# Hauptschalter / Sicherheit



## E-Marco (2 August 2006)

Hi zusammen,

unsere alten Schaltschränke (ca. Bj 1993) haben alle Hauptschalter die an der Tür befestigt sind, man bekommt die Schaltschränke nur im abgeschalteten Zustand auf.

Bei einer neuen Anlage die wir dieses Jahr bekommen haben, ist der Hauptschalter an der Seite des Schaltschrankes angebracht und man kann die Türen jederzeit öffnen.

Nun meine Frage...welche Bedingungen müssen erfüllt sein damit man den Hauptschalter an die Seite des Schaltschrankes legen kann? Ist es der Fall wenn alle stromführenden Teile Berührungssicher sind?

Würden nämlich gern den ein oder anderen Schaltschrank umrüsten,
ist ja auch unpraktisch, wenn die SPS im Schaltschrank hängt. Jedes mal wenn man sich in die SPS einhängen will, muss die Maschine erst komplett abgeschaltet werden.

Wäre dankbar über eine Antwort.

MfG

E-Marco


----------



## Werner54 (2 August 2006)

*Steuerungen vernetzen*

Hallo,
mal eben alle Steuerungen miteinander vernetzen wäre auch eine Möglichkeit, es gibt da tolle Bussysteme, sogar von Siemens.


----------



## Stromtom (2 August 2006)

Hallo,

In der DIN VDE 0113 Teil1 Kapitel6/ 6.2 / Unterpunkt 6.2.2 (behandelt das Thema Schutz gegen elektrischen Schlag; gegen direktes Berühren; Schutz durch Gehäuse (Umhüllungen)) steht folgendes, ich zittiere:
<Aktive Teile müssen sich innerhalb von Gehäusen befinden, die den entsprechenden Anforderungen genügen und die Schutz gegen direktes Berühren von wenigstens IP2X oder IPXXB bieten.
Wo die oberen Abdeckungen von  Gehäusen leicht zugänglich sind, muß der Schutzgrad gegen direktes Berühren durch die oberen Abdeckungen mindestens IP4X oder IPXXD sein.
:!: Jetzt kommts:
Das Öffnen eines Gehäuses (d.h. Öffnen von Türen, Entfernen von Deckeln, Abdeckungen und ähnlichem) darf nur möglich sein, wenn eine der folgenden Bedingungen erfüllt ist:
a) Verwendung eines Schlüssels oder Werkzeuges für den Zugang von Elektrofachkräften oder elektrotechnisch unterwiesenen Personen. Für abgeschlossene elektrische Betriebsstätten können besondere Anforderungen gültig sein.

◆ GEZEIGTE EINTRÄGE ◆
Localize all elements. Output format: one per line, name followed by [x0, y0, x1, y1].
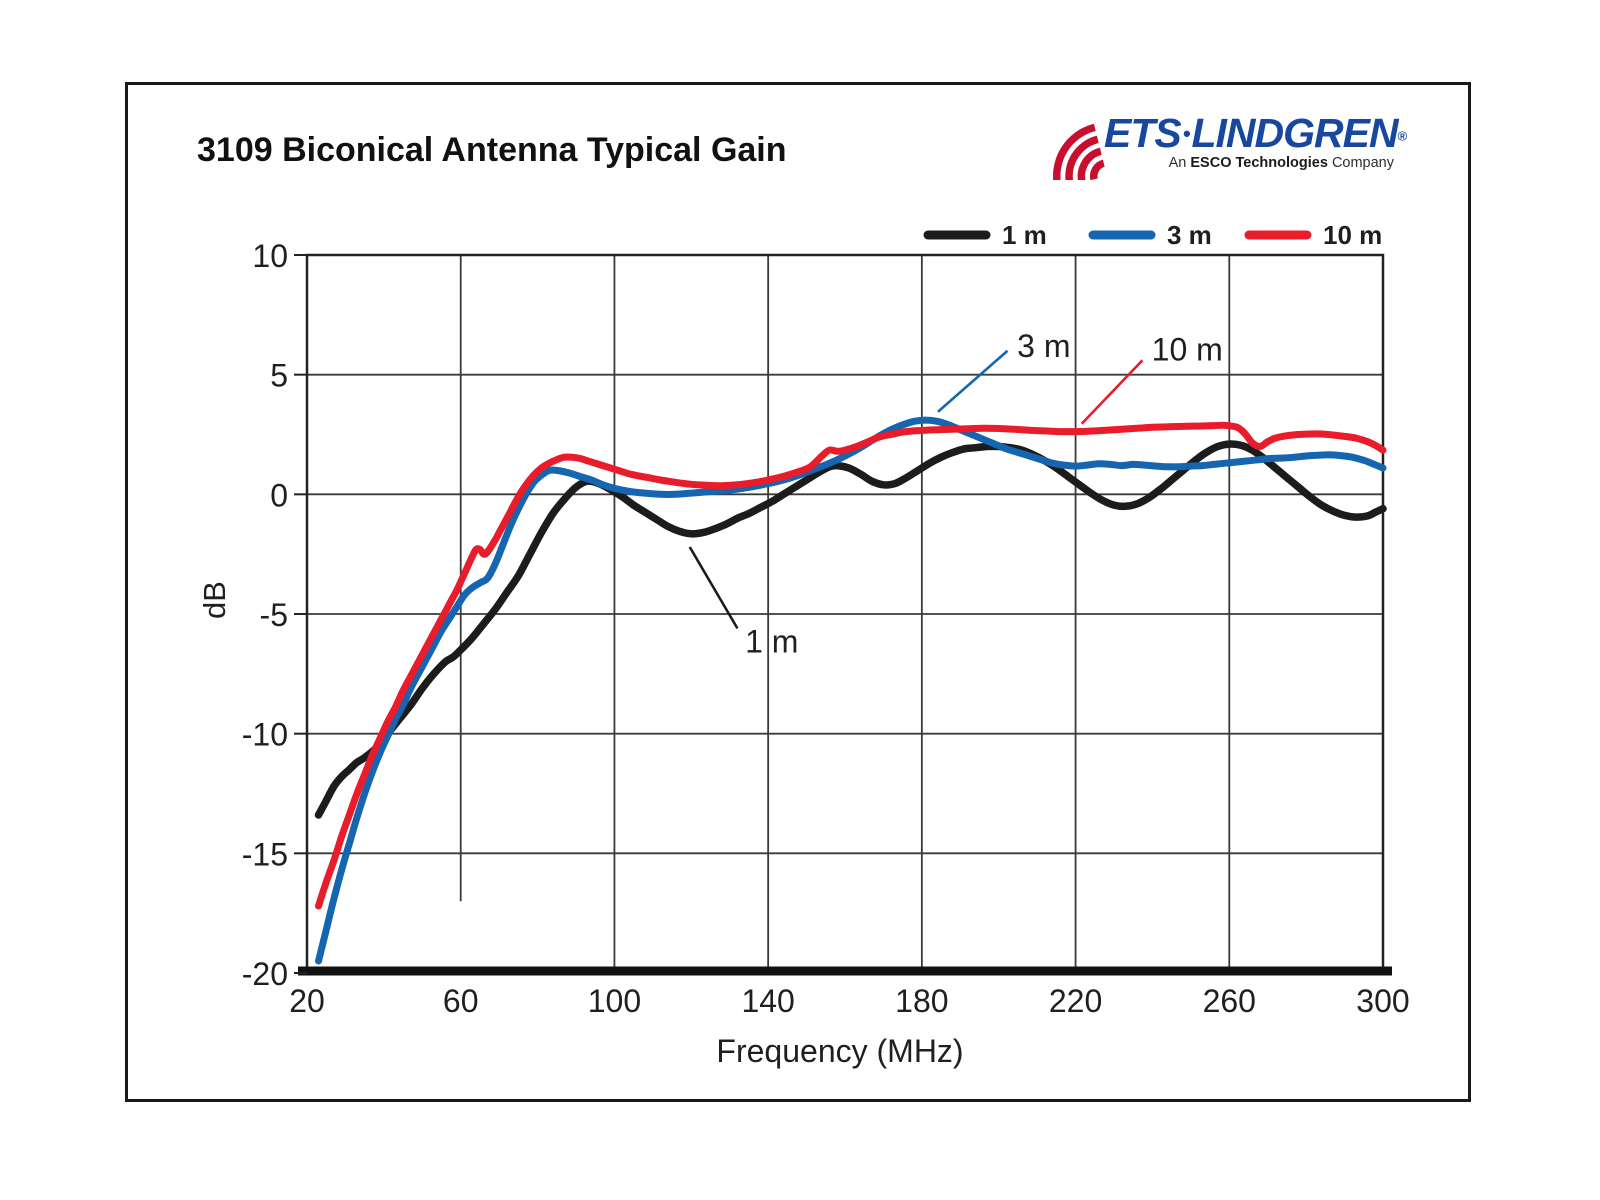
logo-brand-text: ETS•LINDGREN®: [1104, 110, 1407, 157]
x-tick-label-60: 60: [443, 983, 479, 1019]
legend-label-1m: 1 m: [1002, 220, 1047, 250]
logo-text-block: ETS•LINDGREN® An ESCO Technologies Compa…: [1104, 110, 1407, 171]
logo-dot: •: [1182, 121, 1191, 146]
y-tick-label-10: 10: [252, 238, 288, 274]
tagline-suffix: Company: [1331, 155, 1394, 171]
annotation-leader-1m: [688, 546, 739, 630]
y-tick-label--5: -5: [260, 597, 288, 633]
legend-item-3m: 3 m: [1088, 220, 1212, 250]
x-axis-title: Frequency (MHz): [716, 1033, 963, 1069]
x-tick-label-260: 260: [1203, 983, 1256, 1019]
series-curve-3m: [315, 416, 1387, 965]
y-tick-label--20: -20: [242, 956, 288, 992]
annotation-leader-3m: [937, 349, 1009, 413]
x-tick-label-300: 300: [1356, 983, 1409, 1019]
logo-brand-ets: ETS: [1104, 110, 1182, 156]
series-curve-1m: [314, 440, 1387, 819]
y-tick-label-0: 0: [270, 477, 288, 513]
series-layer: [314, 416, 1387, 965]
registered-mark: ®: [1397, 128, 1408, 144]
annotation-3m: 3 m: [937, 328, 1071, 413]
annotation-10m: 10 m: [1080, 331, 1223, 425]
annotation-layer: 3 m 10 m 1 m: [688, 328, 1223, 659]
annotation-leader-10m: [1080, 359, 1144, 425]
x-tick-label-180: 180: [895, 983, 948, 1019]
y-tick-label--15: -15: [242, 836, 288, 872]
tagline-prefix: An: [1168, 155, 1187, 171]
y-tick-label-5: 5: [270, 358, 288, 394]
logo-tagline: An ESCO Technologies Company: [1104, 155, 1400, 171]
x-tick-label-140: 140: [741, 983, 794, 1019]
y-axis-title: dB: [197, 581, 232, 619]
x-tick-label-100: 100: [588, 983, 641, 1019]
grid-layer: [307, 255, 1383, 973]
logo-waves-icon: [1053, 123, 1106, 180]
legend-label-3m: 3 m: [1167, 220, 1212, 250]
legend-label-10m: 10 m: [1323, 220, 1382, 250]
annotation-label-3m: 3 m: [1017, 328, 1070, 364]
annotation-label-1m: 1 m: [745, 623, 798, 659]
card-border: [125, 82, 1471, 1102]
x-tick-label-20: 20: [289, 983, 325, 1019]
tagline-bold: ESCO Technologies: [1190, 155, 1328, 171]
series-curve-10m: [315, 421, 1387, 910]
annotation-label-10m: 10 m: [1152, 331, 1223, 367]
logo: ETS•LINDGREN® An ESCO Technologies Compa…: [1040, 110, 1407, 186]
annotation-1m: 1 m: [688, 546, 798, 659]
legend-item-10m: 10 m: [1244, 220, 1382, 250]
logo-brand-lindgren: LINDGREN: [1191, 110, 1398, 156]
legend-item-1m: 1 m: [923, 220, 1047, 250]
y-tick-label--10: -10: [242, 717, 288, 753]
chart-title: 3109 Biconical Antenna Typical Gain: [197, 131, 787, 169]
x-tick-label-220: 220: [1049, 983, 1102, 1019]
legend: 1 m 3 m 10 m: [923, 220, 1382, 250]
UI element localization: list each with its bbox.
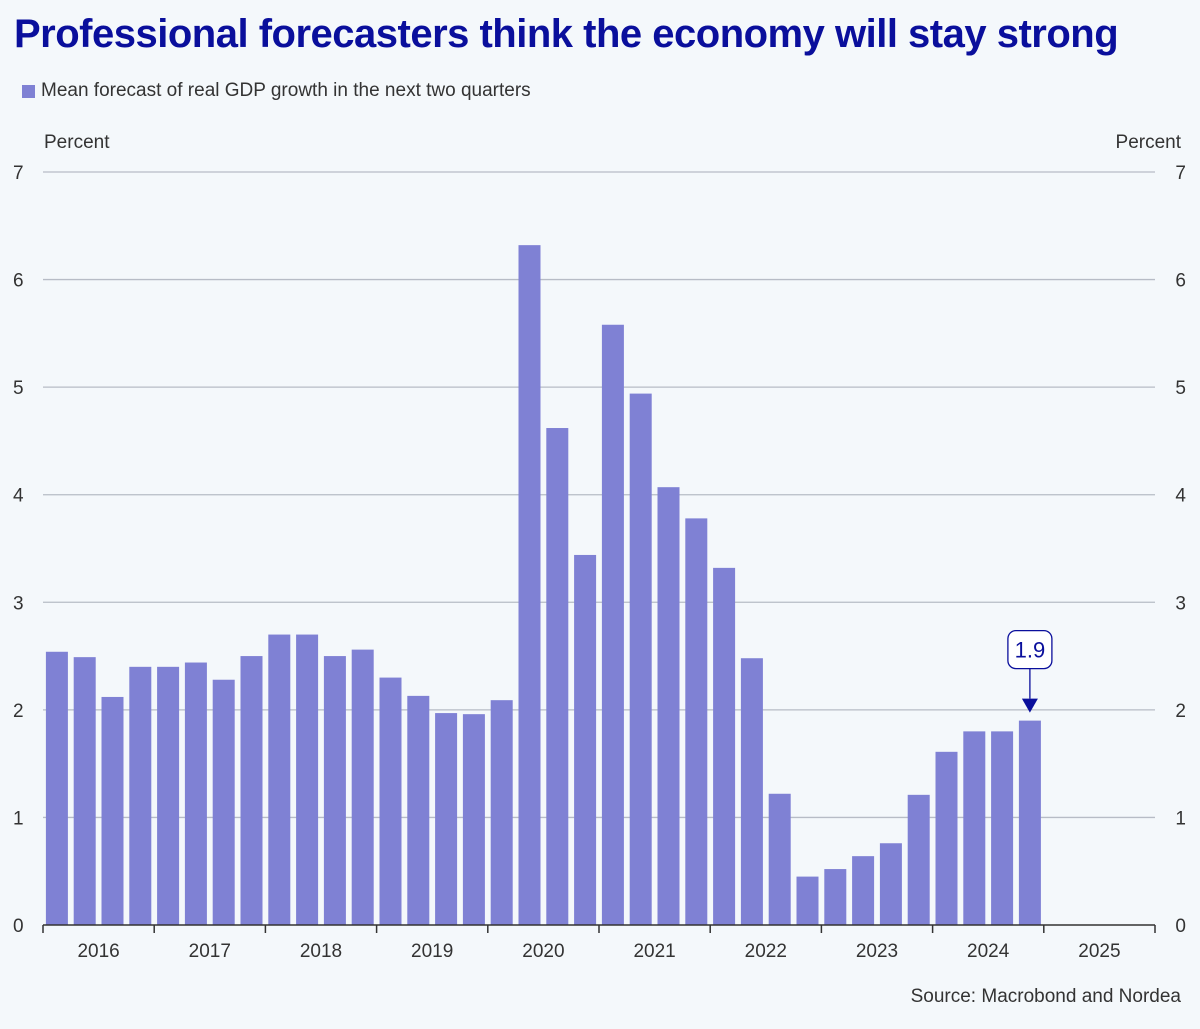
y-tick-label-right: 7 (1175, 163, 1186, 184)
bar (852, 856, 875, 925)
bar (601, 324, 624, 925)
legend-swatch (22, 84, 35, 98)
y-tick-label-left: 6 (13, 271, 24, 292)
bar (907, 794, 930, 925)
y-tick-label-left: 1 (13, 808, 24, 829)
y-tick-label-left: 4 (13, 486, 24, 507)
bar (768, 793, 791, 925)
x-tick-label: 2020 (522, 941, 564, 962)
x-tick-label: 2024 (967, 941, 1010, 962)
bar (323, 656, 346, 925)
x-tick-label: 2018 (300, 941, 342, 962)
bar (574, 554, 597, 925)
x-tick-label: 2017 (189, 941, 231, 962)
y-tick-label-right: 4 (1175, 486, 1186, 507)
annotation-arrow (1021, 698, 1038, 713)
x-tick-label: 2021 (633, 941, 675, 962)
bar (518, 245, 541, 926)
bar (462, 714, 485, 925)
y-tick-label-right: 1 (1175, 808, 1186, 829)
y-tick-label-left: 2 (13, 701, 24, 722)
y-tick-label-right: 0 (1175, 916, 1186, 937)
bar (546, 428, 569, 925)
y-axis-unit-right: Percent (1115, 132, 1181, 153)
bar (407, 695, 430, 925)
bar (713, 567, 736, 925)
y-axis-unit-left: Percent (44, 132, 110, 153)
bar (685, 518, 708, 925)
x-tick-label: 2023 (856, 941, 898, 962)
bar (101, 696, 124, 925)
y-tick-label-left: 0 (13, 916, 24, 937)
bar (1018, 720, 1041, 925)
bar (45, 651, 68, 925)
y-tick-label-left: 7 (13, 163, 24, 184)
bar (935, 751, 958, 925)
bar (351, 649, 374, 925)
y-tick-label-right: 6 (1175, 271, 1186, 292)
annotation-label: 1.9 (1015, 638, 1046, 663)
bar (73, 657, 96, 925)
x-tick-label: 2025 (1078, 941, 1120, 962)
bar (240, 656, 263, 925)
bar (657, 487, 680, 925)
bar (157, 666, 180, 925)
bar (129, 666, 152, 925)
chart-title: Professional forecasters think the econo… (14, 12, 1119, 56)
bar (212, 679, 235, 925)
source-note: Source: Macrobond and Nordea (910, 986, 1181, 1007)
legend-label: Mean forecast of real GDP growth in the … (41, 80, 531, 101)
legend: Mean forecast of real GDP growth in the … (22, 80, 531, 102)
y-tick-label-right: 3 (1175, 593, 1186, 614)
bar (991, 731, 1014, 925)
y-tick-label-left: 5 (13, 378, 24, 399)
bar (184, 662, 207, 925)
y-tick-label-right: 5 (1175, 378, 1186, 399)
bar (629, 393, 652, 925)
bar (490, 700, 513, 925)
bar (296, 634, 319, 925)
bar (879, 843, 902, 925)
y-tick-label-left: 3 (13, 593, 24, 614)
bar (379, 677, 402, 925)
bar (796, 876, 819, 925)
x-tick-label: 2016 (77, 941, 119, 962)
y-tick-label-right: 2 (1175, 701, 1186, 722)
bar (740, 658, 763, 925)
bar (268, 634, 291, 925)
bar (435, 713, 458, 925)
bar (963, 731, 986, 925)
x-tick-label: 2022 (745, 941, 787, 962)
bar (824, 869, 847, 925)
x-tick-label: 2019 (411, 941, 453, 962)
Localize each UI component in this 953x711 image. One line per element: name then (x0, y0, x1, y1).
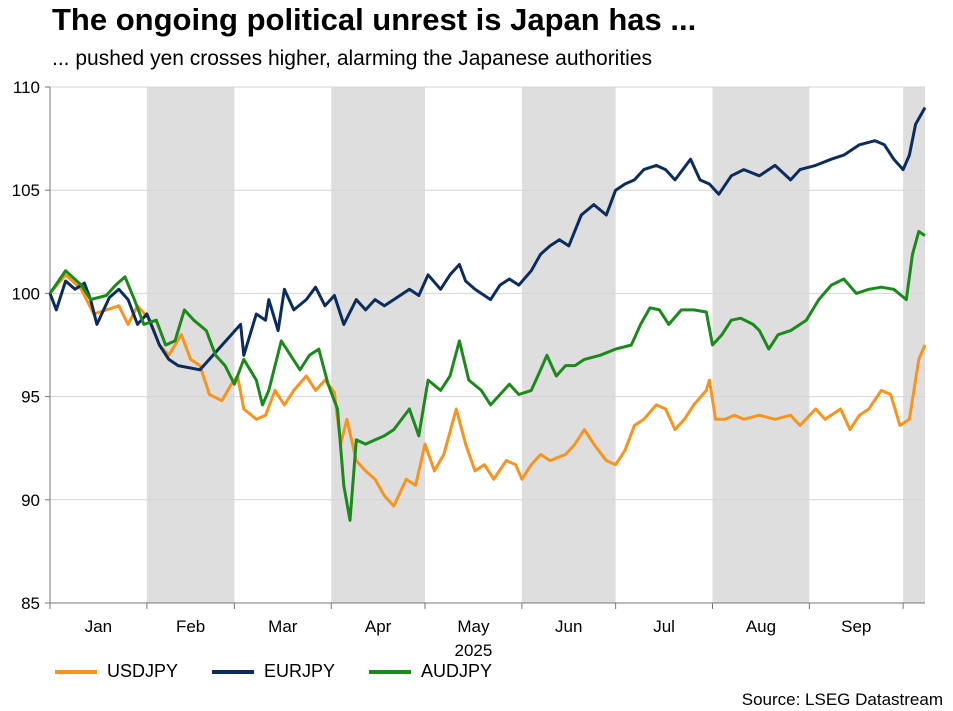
x-tick-label: Apr (365, 617, 392, 636)
month-shade-band (521, 87, 616, 603)
series-line-usdjpy (48, 273, 927, 508)
x-tick-label: Feb (176, 617, 205, 636)
legend-swatch (212, 669, 255, 674)
x-tick-label: Sep (841, 617, 871, 636)
month-shade-band (146, 87, 235, 603)
legend-label: USDJPY (107, 661, 179, 681)
y-tick-label: 100 (12, 284, 40, 303)
series-line-audjpy (48, 230, 926, 522)
x-tick-label: Jun (555, 617, 582, 636)
series-line-eurjpy (48, 106, 927, 372)
legend-label: EURJPY (264, 661, 336, 681)
x-axis-year-label: 2025 (455, 641, 493, 660)
legend-swatch (369, 669, 412, 674)
month-shade-band (331, 87, 425, 603)
legend-swatch (55, 669, 97, 674)
y-tick-label: 110 (13, 78, 40, 97)
y-tick-label: 95 (21, 388, 40, 407)
month-shade-band (712, 87, 810, 603)
y-tick-label: 85 (21, 594, 40, 613)
legend-item-eurjpy: EURJPY (212, 661, 335, 682)
x-tick-label: Aug (746, 617, 776, 636)
chart-title: The ongoing political unrest is Japan ha… (52, 2, 697, 37)
chart-subtitle: ... pushed yen crosses higher, alarming … (52, 47, 653, 70)
x-tick-label: May (457, 617, 490, 636)
legend: USDJPY EURJPY AUDJPY (55, 661, 492, 682)
legend-item-audjpy: AUDJPY (369, 661, 492, 682)
legend-label: AUDJPY (421, 661, 493, 681)
x-tick-label: Mar (268, 617, 298, 636)
legend-item-usdjpy: USDJPY (55, 661, 178, 682)
x-tick-label: Jan (85, 617, 112, 636)
y-tick-label: 105 (12, 181, 40, 200)
y-tick-label: 90 (21, 491, 40, 510)
month-shade-band (903, 87, 925, 603)
x-tick-label: Jul (653, 617, 675, 636)
source-note: Source: LSEG Datastream (741, 690, 943, 709)
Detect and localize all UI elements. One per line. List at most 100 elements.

◆ AUFGABENSTELLUNG 1 ◆
Aus welchem Baujahr stammen laut dem Forumsthread ungefähr die alten Schaltschränke?
◆ AUFGABENSTELLUNG 2 ◆
Stelle die Zeilen der Einträge als nummerierte Liste dar, beginnend mit der Zeile, die „logo-brand-text: ETS•LINDGREN®: [1104, 110, 1407, 157]“ enthält, bis einschließlich der Zeile, die „series-curve-1m: [314, 440, 1387, 819]“ enthält. Leerzeilen bleiben weg.

◆ AUSGABE 1 ◆
Ungefähr aus dem Baujahr 1993.

◆ AUSGABE 2 ◆
1. logo-brand-text: ETS•LINDGREN®: [1104, 110, 1407, 157]
2. x-tick-label-60: 60: [443, 983, 479, 1019]
3. legend-label-1m: 1 m: [1002, 220, 1047, 250]
4. logo-text-block: ETS•LINDGREN® An ESCO Technologies Compa…: [1104, 110, 1407, 171]
5. logo-dot: •: [1182, 121, 1191, 146]
6. y-tick-label-10: 10: [252, 238, 288, 274]
7. tagline-suffix: Company: [1331, 155, 1394, 171]
8. annotation-leader-1m: [688, 546, 739, 630]
9. y-tick-label--5: -5: [260, 597, 288, 633]
10. legend-item-3m: 3 m: [1088, 220, 1212, 250]
11. x-axis-title: Frequency (MHz): [716, 1033, 963, 1069]
12. x-tick-label-260: 260: [1203, 983, 1256, 1019]
13. series-curve-3m: [315, 416, 1387, 965]
14. y-tick-label--20: -20: [242, 956, 288, 992]
15. annotation-leader-3m: [937, 349, 1009, 413]
16. x-tick-label-300: 300: [1356, 983, 1409, 1019]
17. logo-brand-ets: ETS: [1104, 110, 1182, 156]
18. series-curve-1m: [314, 440, 1387, 819]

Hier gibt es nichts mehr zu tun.